Work required. For this task, extract exactly the lines of the data below, from the line containing "Output a JSON" through the last one, with pictures left out.

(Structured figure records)
_____
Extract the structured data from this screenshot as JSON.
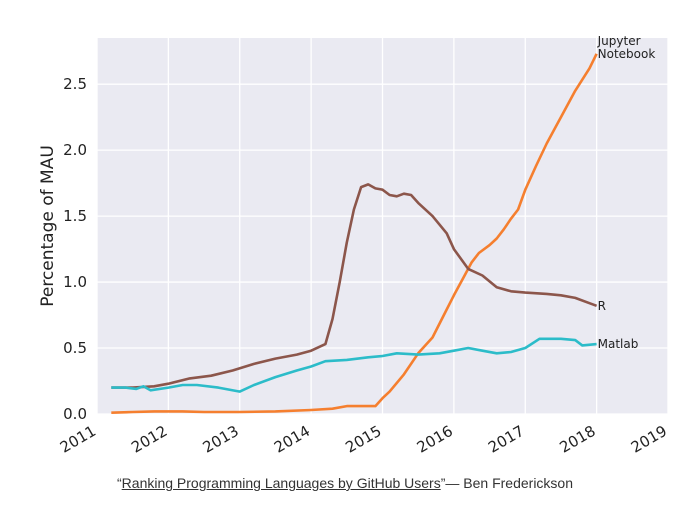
{
  "chart_data": {
    "type": "line",
    "title": "",
    "xlabel": "",
    "ylabel": "Percentage of MAU",
    "xlim": [
      2011,
      2019
    ],
    "ylim": [
      0,
      2.85
    ],
    "xticks": [
      "2011",
      "2012",
      "2013",
      "2014",
      "2015",
      "2016",
      "2017",
      "2018",
      "2019"
    ],
    "yticks": [
      "0.0",
      "0.5",
      "1.0",
      "1.5",
      "2.0",
      "2.5"
    ],
    "grid": true,
    "background": "#eaeaf2",
    "series": [
      {
        "name": "Jupyter Notebook",
        "label_lines": [
          "Jupyter",
          "Notebook"
        ],
        "color": "#f57f2f",
        "points": [
          [
            2011.2,
            0.01
          ],
          [
            2011.5,
            0.015
          ],
          [
            2011.8,
            0.02
          ],
          [
            2012.2,
            0.02
          ],
          [
            2012.5,
            0.015
          ],
          [
            2013.0,
            0.015
          ],
          [
            2013.5,
            0.02
          ],
          [
            2014.0,
            0.03
          ],
          [
            2014.3,
            0.04
          ],
          [
            2014.5,
            0.06
          ],
          [
            2014.75,
            0.06
          ],
          [
            2014.9,
            0.06
          ],
          [
            2015.0,
            0.12
          ],
          [
            2015.1,
            0.17
          ],
          [
            2015.3,
            0.3
          ],
          [
            2015.5,
            0.46
          ],
          [
            2015.7,
            0.58
          ],
          [
            2015.85,
            0.74
          ],
          [
            2016.0,
            0.9
          ],
          [
            2016.15,
            1.05
          ],
          [
            2016.25,
            1.15
          ],
          [
            2016.35,
            1.22
          ],
          [
            2016.5,
            1.28
          ],
          [
            2016.6,
            1.33
          ],
          [
            2016.7,
            1.4
          ],
          [
            2016.8,
            1.48
          ],
          [
            2016.9,
            1.55
          ],
          [
            2017.0,
            1.7
          ],
          [
            2017.15,
            1.88
          ],
          [
            2017.3,
            2.05
          ],
          [
            2017.5,
            2.25
          ],
          [
            2017.7,
            2.45
          ],
          [
            2017.9,
            2.62
          ],
          [
            2018.0,
            2.73
          ]
        ]
      },
      {
        "name": "R",
        "label_lines": [
          "R"
        ],
        "color": "#8c564b",
        "points": [
          [
            2011.2,
            0.2
          ],
          [
            2011.5,
            0.2
          ],
          [
            2011.8,
            0.21
          ],
          [
            2012.0,
            0.23
          ],
          [
            2012.3,
            0.27
          ],
          [
            2012.6,
            0.29
          ],
          [
            2012.9,
            0.33
          ],
          [
            2013.2,
            0.38
          ],
          [
            2013.5,
            0.42
          ],
          [
            2013.8,
            0.45
          ],
          [
            2014.0,
            0.48
          ],
          [
            2014.2,
            0.53
          ],
          [
            2014.3,
            0.72
          ],
          [
            2014.4,
            1.0
          ],
          [
            2014.5,
            1.3
          ],
          [
            2014.6,
            1.55
          ],
          [
            2014.7,
            1.72
          ],
          [
            2014.8,
            1.74
          ],
          [
            2014.9,
            1.71
          ],
          [
            2015.0,
            1.7
          ],
          [
            2015.1,
            1.66
          ],
          [
            2015.2,
            1.65
          ],
          [
            2015.3,
            1.67
          ],
          [
            2015.4,
            1.66
          ],
          [
            2015.5,
            1.6
          ],
          [
            2015.7,
            1.5
          ],
          [
            2015.9,
            1.37
          ],
          [
            2016.0,
            1.25
          ],
          [
            2016.2,
            1.1
          ],
          [
            2016.4,
            1.05
          ],
          [
            2016.6,
            0.96
          ],
          [
            2016.8,
            0.93
          ],
          [
            2017.0,
            0.92
          ],
          [
            2017.3,
            0.91
          ],
          [
            2017.5,
            0.9
          ],
          [
            2017.7,
            0.88
          ],
          [
            2017.9,
            0.84
          ],
          [
            2018.0,
            0.82
          ]
        ]
      },
      {
        "name": "Matlab",
        "label_lines": [
          "Matlab"
        ],
        "color": "#2cbcc9",
        "points": [
          [
            2011.2,
            0.2
          ],
          [
            2011.4,
            0.2
          ],
          [
            2011.55,
            0.19
          ],
          [
            2011.65,
            0.21
          ],
          [
            2011.75,
            0.18
          ],
          [
            2012.0,
            0.2
          ],
          [
            2012.2,
            0.22
          ],
          [
            2012.4,
            0.22
          ],
          [
            2012.7,
            0.2
          ],
          [
            2013.0,
            0.17
          ],
          [
            2013.2,
            0.22
          ],
          [
            2013.5,
            0.28
          ],
          [
            2013.8,
            0.33
          ],
          [
            2014.0,
            0.36
          ],
          [
            2014.2,
            0.4
          ],
          [
            2014.5,
            0.41
          ],
          [
            2014.8,
            0.43
          ],
          [
            2015.0,
            0.44
          ],
          [
            2015.2,
            0.46
          ],
          [
            2015.5,
            0.45
          ],
          [
            2015.8,
            0.46
          ],
          [
            2016.0,
            0.48
          ],
          [
            2016.2,
            0.5
          ],
          [
            2016.4,
            0.48
          ],
          [
            2016.6,
            0.46
          ],
          [
            2016.8,
            0.47
          ],
          [
            2017.0,
            0.5
          ],
          [
            2017.2,
            0.57
          ],
          [
            2017.5,
            0.57
          ],
          [
            2017.7,
            0.56
          ],
          [
            2017.8,
            0.52
          ],
          [
            2018.0,
            0.53
          ]
        ]
      }
    ]
  },
  "caption": {
    "quote_open": "“",
    "link_text": "Ranking Programming Languages by GitHub Users",
    "quote_close": "”",
    "author": "— Ben Frederickson"
  }
}
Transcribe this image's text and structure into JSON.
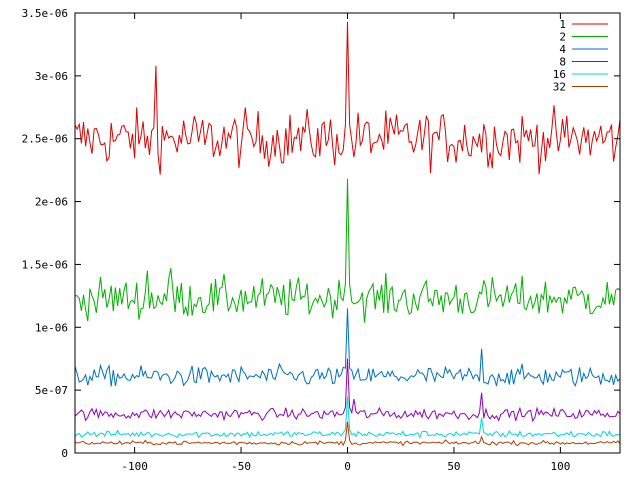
{
  "chart_data": {
    "type": "line",
    "title": "",
    "xlabel": "",
    "ylabel": "",
    "xlim": [
      -128,
      128
    ],
    "ylim": [
      0,
      3.5e-06
    ],
    "xticks": [
      {
        "v": -100,
        "label": "-100"
      },
      {
        "v": -50,
        "label": "-50"
      },
      {
        "v": 0,
        "label": "0"
      },
      {
        "v": 50,
        "label": "50"
      },
      {
        "v": 100,
        "label": "100"
      }
    ],
    "yticks": [
      {
        "v": 0,
        "label": "0"
      },
      {
        "v": 5e-07,
        "label": "5e-07"
      },
      {
        "v": 1e-06,
        "label": "1e-06"
      },
      {
        "v": 1.5e-06,
        "label": "1.5e-06"
      },
      {
        "v": 2e-06,
        "label": "2e-06"
      },
      {
        "v": 2.5e-06,
        "label": "2.5e-06"
      },
      {
        "v": 3e-06,
        "label": "3e-06"
      },
      {
        "v": 3.5e-06,
        "label": "3.5e-06"
      }
    ],
    "grid": false,
    "legend_position": "top-right",
    "series": [
      {
        "name": "1",
        "color": "#e00000",
        "baseline": 2.5e-06,
        "noise": 1.1e-07,
        "peak_x": 0,
        "peak_y": 3.43e-06,
        "spikes": [
          {
            "x": -90,
            "y": 3.08e-06
          }
        ]
      },
      {
        "name": "2",
        "color": "#00b000",
        "baseline": 1.23e-06,
        "noise": 8e-08,
        "peak_x": 0,
        "peak_y": 2.18e-06,
        "spikes": [
          {
            "x": -83,
            "y": 1.47e-06
          },
          {
            "x": -94,
            "y": 1.45e-06
          }
        ]
      },
      {
        "name": "4",
        "color": "#0070c0",
        "baseline": 6.1e-07,
        "noise": 4e-08,
        "peak_x": 0,
        "peak_y": 1.15e-06,
        "spikes": [
          {
            "x": 63,
            "y": 8.3e-07
          }
        ]
      },
      {
        "name": "8",
        "color": "#9000c0",
        "baseline": 3.1e-07,
        "noise": 2.2e-08,
        "peak_x": 0,
        "peak_y": 7.5e-07,
        "spikes": [
          {
            "x": 63,
            "y": 4.8e-07
          },
          {
            "x": 3,
            "y": 4.3e-07
          }
        ]
      },
      {
        "name": "16",
        "color": "#00d8d8",
        "baseline": 1.5e-07,
        "noise": 1.3e-08,
        "peak_x": 0,
        "peak_y": 4.5e-07,
        "spikes": [
          {
            "x": 63,
            "y": 2.8e-07
          }
        ]
      },
      {
        "name": "32",
        "color": "#b04000",
        "baseline": 8e-08,
        "noise": 8e-09,
        "peak_x": 0,
        "peak_y": 2.5e-07,
        "spikes": [
          {
            "x": 63,
            "y": 1.3e-07
          }
        ]
      }
    ]
  }
}
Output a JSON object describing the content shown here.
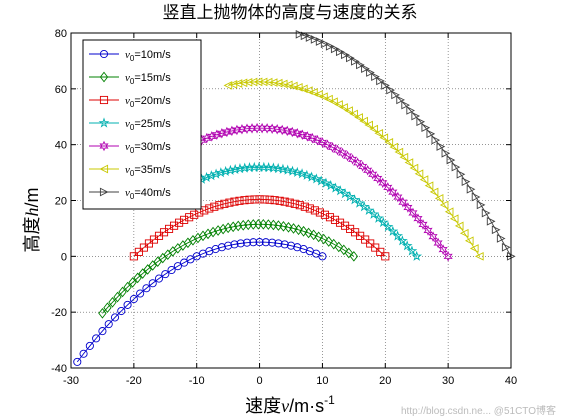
{
  "chart_data": {
    "type": "scatter",
    "title": "竖直上抛物体的高度与速度的关系",
    "xlabel": {
      "prefix": "速度",
      "var": "v",
      "unit": "/m·s",
      "exp": "-1"
    },
    "ylabel": {
      "prefix": "高度",
      "var": "h",
      "unit": "/m"
    },
    "xlim": [
      -30,
      40
    ],
    "ylim": [
      -40,
      80
    ],
    "xticks": [
      "-30",
      "-20",
      "-10",
      "0",
      "10",
      "20",
      "30",
      "40"
    ],
    "yticks": [
      "-40",
      "-20",
      "0",
      "20",
      "40",
      "60",
      "80"
    ],
    "grid": true,
    "legend": "top-left",
    "g": 9.8,
    "series": [
      {
        "label": "=10m/s",
        "v0": 10,
        "v_start": 10,
        "v_end": -40,
        "color": "#0000cc",
        "marker": "circle"
      },
      {
        "label": "=15m/s",
        "v0": 15,
        "v_start": 15,
        "v_end": -25,
        "color": "#008000",
        "marker": "diamond"
      },
      {
        "label": "=20m/s",
        "v0": 20,
        "v_start": 20,
        "v_end": -20,
        "color": "#dd0000",
        "marker": "square"
      },
      {
        "label": "=25m/s",
        "v0": 25,
        "v_start": 25,
        "v_end": -13,
        "color": "#00b0b0",
        "marker": "star"
      },
      {
        "label": "=30m/s",
        "v0": 30,
        "v_start": 30,
        "v_end": -10,
        "color": "#b000b0",
        "marker": "hexagram"
      },
      {
        "label": "=35m/s",
        "v0": 35,
        "v_start": 35,
        "v_end": -5,
        "color": "#c8c800",
        "marker": "triangle-left"
      },
      {
        "label": "=40m/s",
        "v0": 40,
        "v_start": 40,
        "v_end": 0,
        "color": "#404040",
        "marker": "triangle-right"
      }
    ],
    "legend_var": "v",
    "legend_sub": "0"
  },
  "watermark": "http://blog.csdn.ne...  @51CTO博客"
}
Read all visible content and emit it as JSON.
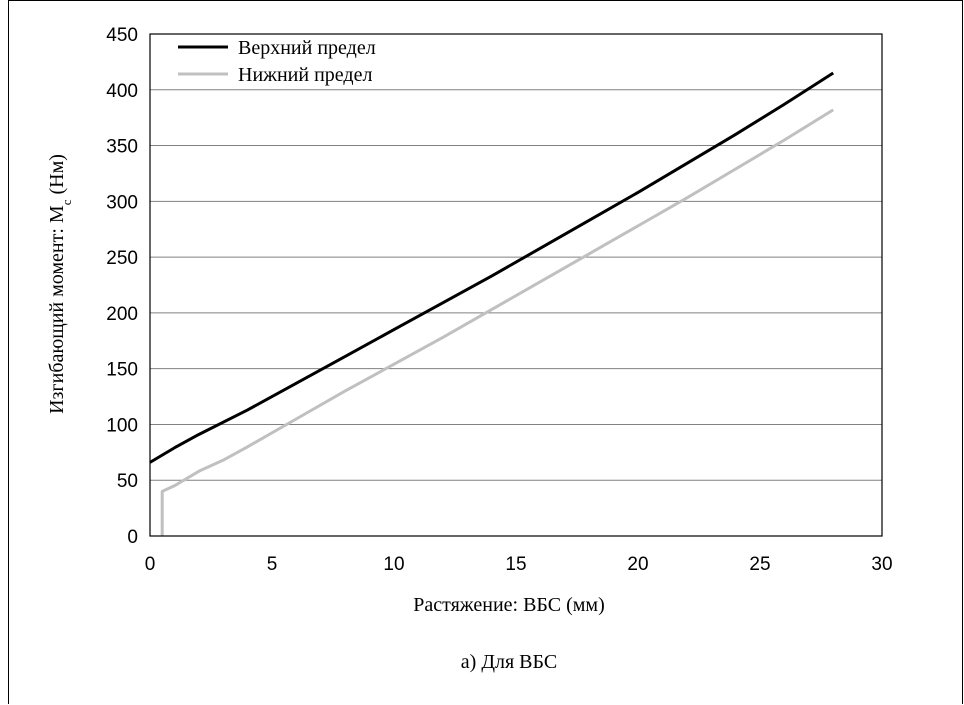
_____
The output.
Output a JSON object describing the content shown here.
{
  "chart_data": {
    "type": "scatter",
    "title": "竖直上抛物体的高度与速度的关系",
    "xlabel": {
      "prefix": "速度",
      "var": "v",
      "unit": "/m·s",
      "exp": "-1"
    },
    "ylabel": {
      "prefix": "高度",
      "var": "h",
      "unit": "/m"
    },
    "xlim": [
      -30,
      40
    ],
    "ylim": [
      -40,
      80
    ],
    "xticks": [
      "-30",
      "-20",
      "-10",
      "0",
      "10",
      "20",
      "30",
      "40"
    ],
    "yticks": [
      "-40",
      "-20",
      "0",
      "20",
      "40",
      "60",
      "80"
    ],
    "grid": true,
    "legend": "top-left",
    "g": 9.8,
    "series": [
      {
        "label": "=10m/s",
        "v0": 10,
        "v_start": 10,
        "v_end": -40,
        "color": "#0000cc",
        "marker": "circle"
      },
      {
        "label": "=15m/s",
        "v0": 15,
        "v_start": 15,
        "v_end": -25,
        "color": "#008000",
        "marker": "diamond"
      },
      {
        "label": "=20m/s",
        "v0": 20,
        "v_start": 20,
        "v_end": -20,
        "color": "#dd0000",
        "marker": "square"
      },
      {
        "label": "=25m/s",
        "v0": 25,
        "v_start": 25,
        "v_end": -13,
        "color": "#00b0b0",
        "marker": "star"
      },
      {
        "label": "=30m/s",
        "v0": 30,
        "v_start": 30,
        "v_end": -10,
        "color": "#b000b0",
        "marker": "hexagram"
      },
      {
        "label": "=35m/s",
        "v0": 35,
        "v_start": 35,
        "v_end": -5,
        "color": "#c8c800",
        "marker": "triangle-left"
      },
      {
        "label": "=40m/s",
        "v0": 40,
        "v_start": 40,
        "v_end": 0,
        "color": "#404040",
        "marker": "triangle-right"
      }
    ],
    "legend_var": "v",
    "legend_sub": "0"
  },
  "watermark": "http://blog.csdn.ne...  @51CTO博客"
}
Read all visible content and emit it as JSON.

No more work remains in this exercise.